### DIRECTIVE 1
In the forum thread about moving to Bellevue/Kirkland/Redmond, what is the name of the boarding facility that Kodachrome310's friend runs in Snohomish?

### PAGE EXCERPT
** Begin **
# Moving to Bellevue/Kirkland/Redmond WA from across the country



## TessaMay (Jul 26, 2013)

Welcome to the area! It's an expensive area in general, but is nice. I live in Woodinville, work in Redmond and keep my horse in Snohomish. 

There are tons of barns around of all different types, but you have to look harder for the non-showing, cheaper ones than you do for the high end places :lol: 

Also tons of trails within a short drive of pretty much any area on the East Side.


----------



## horseq (Aug 4, 2014)

Thanks for the response!  The region looks gorgeous and I am super excited. I can definitely see the wide range of stables from 350-850 a month haha! Sketchy turn-out situations at some too (three days a week wth my guy would go insane)!

Are there any good ways to find some of these smaller farms - any personal recommendations? I would rather be at a private facility and bring in a trainer/coach once I have settled down from my move. Though I am not set on this, but not too keen on a 50 stall barn zoo. Much prefer quiet to dodging hoards of children learning to steer in lessons hehe!


----------



## TessaMay (Jul 26, 2013)

I agree! I don't do large barns and my girl needs to be out all the time. I would suggest my barn, but he just recently filled up. 

I've had really good luck with Craigslist, funnily enough. I would general suggest looking a little outside of Bellevue/Redmond for places to board since (in general) they tend to be cheaper and more likely to have turn out. Snohomish, Bothell and Duvall are all a little north, if you are ok with going farther, then there are lots of options in Monroe and Carnation as well. 

Sorry I can't be of more help with specific barns, I actually moved from down south of the state a year and a half back and since I don't show or have many horse friends around, I don't know that many barns well. If you need any recommendations on vets or barefoot trimmers, I know some good ones though :wink:


----------



## Kodachrome310 (Jun 29, 2014)

My friend operates a GREAT boarding facility in Snohomish. Its called Horse Head Quarters lol turn outs 7 days a week all day long on beautiful grass pastures, good hay and clean stalls. Look her up! I don't know if she has openings right now but it's worth a look
_Posted via Mobile Device_


----------



## horseq (Aug 4, 2014)

Thanks Kodachrome310! I will add it to my list Already very happy I posted this question :lol: you all have been great so far!


----------



## Ninamebo (May 25, 2013)

Hi, horseq, nice to have you headed our way 

Unfortunately all of the smaller places I know of are either selling, filled up or no bueno, otherwise I'd suggest them.
Or you have the oddball situation like mine. I'm currently looking for a place to go. I have always kept mine in the Snohomish/ Clearview area, but I may go driving through Woodinville and Kirkland and just see what I can find. All of the bigger more expensive places also seem to have very limited turnout, my gelding would not be a happy camper. I'll let you know if I come up with anything. 

As for the trails, there are some good ones over east, some laid back easy to get to ones close by (Bridle Trails is nice for that) and overall gorgeous rides.
There are an assortment of easy going schooling dressage shows close by, since college happened I put the serious showing on hold, and now the little fun ones are just the ticket. If thats your thing, might see you at a few! 

Feel free to PM me too with any questions, happy to help!


----------



## tinyliny (Oct 31, 2009)

PM for info. I live in Bellevue, ride at Bridle Trails State Park.


----------



## horseq (Aug 4, 2014)
** End **
### Entries from a dataset
** Begin **
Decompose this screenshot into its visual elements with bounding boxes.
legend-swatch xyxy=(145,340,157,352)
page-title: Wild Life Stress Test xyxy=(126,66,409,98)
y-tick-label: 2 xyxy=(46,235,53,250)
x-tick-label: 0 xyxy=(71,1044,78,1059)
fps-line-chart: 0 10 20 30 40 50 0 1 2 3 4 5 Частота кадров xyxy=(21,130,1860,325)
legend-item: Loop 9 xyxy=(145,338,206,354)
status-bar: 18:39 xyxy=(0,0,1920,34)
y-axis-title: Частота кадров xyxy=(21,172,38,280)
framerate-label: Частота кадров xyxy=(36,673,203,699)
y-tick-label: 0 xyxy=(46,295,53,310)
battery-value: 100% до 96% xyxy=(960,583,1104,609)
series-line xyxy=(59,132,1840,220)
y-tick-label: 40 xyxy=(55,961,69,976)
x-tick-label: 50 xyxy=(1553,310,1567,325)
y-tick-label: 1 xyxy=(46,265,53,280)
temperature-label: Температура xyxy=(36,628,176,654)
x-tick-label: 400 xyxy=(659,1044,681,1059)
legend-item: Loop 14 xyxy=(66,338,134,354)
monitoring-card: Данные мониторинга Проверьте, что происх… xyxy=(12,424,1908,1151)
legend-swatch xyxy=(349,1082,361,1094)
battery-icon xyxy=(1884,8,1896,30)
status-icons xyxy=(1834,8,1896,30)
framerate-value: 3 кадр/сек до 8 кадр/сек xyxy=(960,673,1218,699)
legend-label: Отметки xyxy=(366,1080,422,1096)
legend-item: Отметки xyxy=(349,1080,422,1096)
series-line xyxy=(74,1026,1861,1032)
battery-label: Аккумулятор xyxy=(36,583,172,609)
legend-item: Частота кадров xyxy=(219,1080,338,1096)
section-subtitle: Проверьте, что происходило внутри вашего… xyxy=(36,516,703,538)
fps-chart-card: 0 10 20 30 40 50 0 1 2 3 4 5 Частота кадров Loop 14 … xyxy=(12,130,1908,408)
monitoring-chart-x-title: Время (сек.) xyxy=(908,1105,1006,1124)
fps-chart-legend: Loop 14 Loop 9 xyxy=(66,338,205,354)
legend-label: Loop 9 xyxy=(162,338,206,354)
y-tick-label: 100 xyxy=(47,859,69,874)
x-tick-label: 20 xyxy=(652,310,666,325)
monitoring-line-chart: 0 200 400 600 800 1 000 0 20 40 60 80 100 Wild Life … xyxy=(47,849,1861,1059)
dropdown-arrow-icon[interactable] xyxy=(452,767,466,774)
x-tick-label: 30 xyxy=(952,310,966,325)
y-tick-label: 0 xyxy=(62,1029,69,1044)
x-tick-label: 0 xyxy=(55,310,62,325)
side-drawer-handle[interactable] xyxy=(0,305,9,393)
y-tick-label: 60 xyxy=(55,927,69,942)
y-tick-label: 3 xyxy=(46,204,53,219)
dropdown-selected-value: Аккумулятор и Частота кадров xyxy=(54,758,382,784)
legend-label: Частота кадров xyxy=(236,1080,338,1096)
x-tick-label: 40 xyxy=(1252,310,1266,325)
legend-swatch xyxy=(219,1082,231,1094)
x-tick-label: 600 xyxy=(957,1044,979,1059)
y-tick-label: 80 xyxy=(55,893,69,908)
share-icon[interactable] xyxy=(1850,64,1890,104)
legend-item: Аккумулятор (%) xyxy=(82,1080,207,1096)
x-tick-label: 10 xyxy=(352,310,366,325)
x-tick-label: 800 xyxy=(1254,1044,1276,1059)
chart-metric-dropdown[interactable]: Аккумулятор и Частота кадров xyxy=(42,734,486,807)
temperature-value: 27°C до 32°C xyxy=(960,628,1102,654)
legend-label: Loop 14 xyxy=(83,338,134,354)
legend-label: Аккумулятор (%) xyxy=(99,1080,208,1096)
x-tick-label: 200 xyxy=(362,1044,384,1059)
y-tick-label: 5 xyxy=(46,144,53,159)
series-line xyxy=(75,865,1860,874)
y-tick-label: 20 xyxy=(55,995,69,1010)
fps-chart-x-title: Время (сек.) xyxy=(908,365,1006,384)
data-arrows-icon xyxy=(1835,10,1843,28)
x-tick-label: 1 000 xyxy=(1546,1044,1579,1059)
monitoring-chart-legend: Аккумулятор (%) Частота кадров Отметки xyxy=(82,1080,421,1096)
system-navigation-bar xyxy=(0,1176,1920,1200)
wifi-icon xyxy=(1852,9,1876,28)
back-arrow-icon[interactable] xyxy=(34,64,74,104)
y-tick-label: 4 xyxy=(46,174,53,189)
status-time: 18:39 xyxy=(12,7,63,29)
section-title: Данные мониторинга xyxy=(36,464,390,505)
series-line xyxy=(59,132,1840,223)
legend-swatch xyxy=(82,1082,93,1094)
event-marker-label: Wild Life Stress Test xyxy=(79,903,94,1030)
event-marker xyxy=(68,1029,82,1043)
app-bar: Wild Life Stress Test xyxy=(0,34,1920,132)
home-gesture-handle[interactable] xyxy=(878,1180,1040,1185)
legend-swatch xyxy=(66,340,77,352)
** End **
### DIRECTIVE 2
Reproduce the entries word for word, from the first line of the entries up to and including the line with "x-tick-label: 20 xyxy=(652,310,666,325)".

### PROBLEM SOLUTION 1
Horse Head Quarters

### PROBLEM SOLUTION 2
Decompose this screenshot into its visual elements with bounding boxes.
legend-swatch xyxy=(145,340,157,352)
page-title: Wild Life Stress Test xyxy=(126,66,409,98)
y-tick-label: 2 xyxy=(46,235,53,250)
x-tick-label: 0 xyxy=(71,1044,78,1059)
fps-line-chart: 0 10 20 30 40 50 0 1 2 3 4 5 Частота кадров xyxy=(21,130,1860,325)
legend-item: Loop 9 xyxy=(145,338,206,354)
status-bar: 18:39 xyxy=(0,0,1920,34)
y-axis-title: Частота кадров xyxy=(21,172,38,280)
framerate-label: Частота кадров xyxy=(36,673,203,699)
y-tick-label: 0 xyxy=(46,295,53,310)
battery-value: 100% до 96% xyxy=(960,583,1104,609)
series-line xyxy=(59,132,1840,220)
y-tick-label: 40 xyxy=(55,961,69,976)
x-tick-label: 50 xyxy=(1553,310,1567,325)
y-tick-label: 1 xyxy=(46,265,53,280)
temperature-label: Температура xyxy=(36,628,176,654)
x-tick-label: 400 xyxy=(659,1044,681,1059)
legend-item: Loop 14 xyxy=(66,338,134,354)
monitoring-card: Данные мониторинга Проверьте, что происх… xyxy=(12,424,1908,1151)
legend-swatch xyxy=(349,1082,361,1094)
battery-icon xyxy=(1884,8,1896,30)
status-icons xyxy=(1834,8,1896,30)
framerate-value: 3 кадр/сек до 8 кадр/сек xyxy=(960,673,1218,699)
legend-label: Отметки xyxy=(366,1080,422,1096)
legend-item: Отметки xyxy=(349,1080,422,1096)
series-line xyxy=(74,1026,1861,1032)
battery-label: Аккумулятор xyxy=(36,583,172,609)
legend-item: Частота кадров xyxy=(219,1080,338,1096)
section-subtitle: Проверьте, что происходило внутри вашего… xyxy=(36,516,703,538)
fps-chart-card: 0 10 20 30 40 50 0 1 2 3 4 5 Частота кадров Loop 14 … xyxy=(12,130,1908,408)
monitoring-chart-x-title: Время (сек.) xyxy=(908,1105,1006,1124)
fps-chart-legend: Loop 14 Loop 9 xyxy=(66,338,205,354)
legend-label: Loop 9 xyxy=(162,338,206,354)
y-tick-label: 100 xyxy=(47,859,69,874)
x-tick-label: 20 xyxy=(652,310,666,325)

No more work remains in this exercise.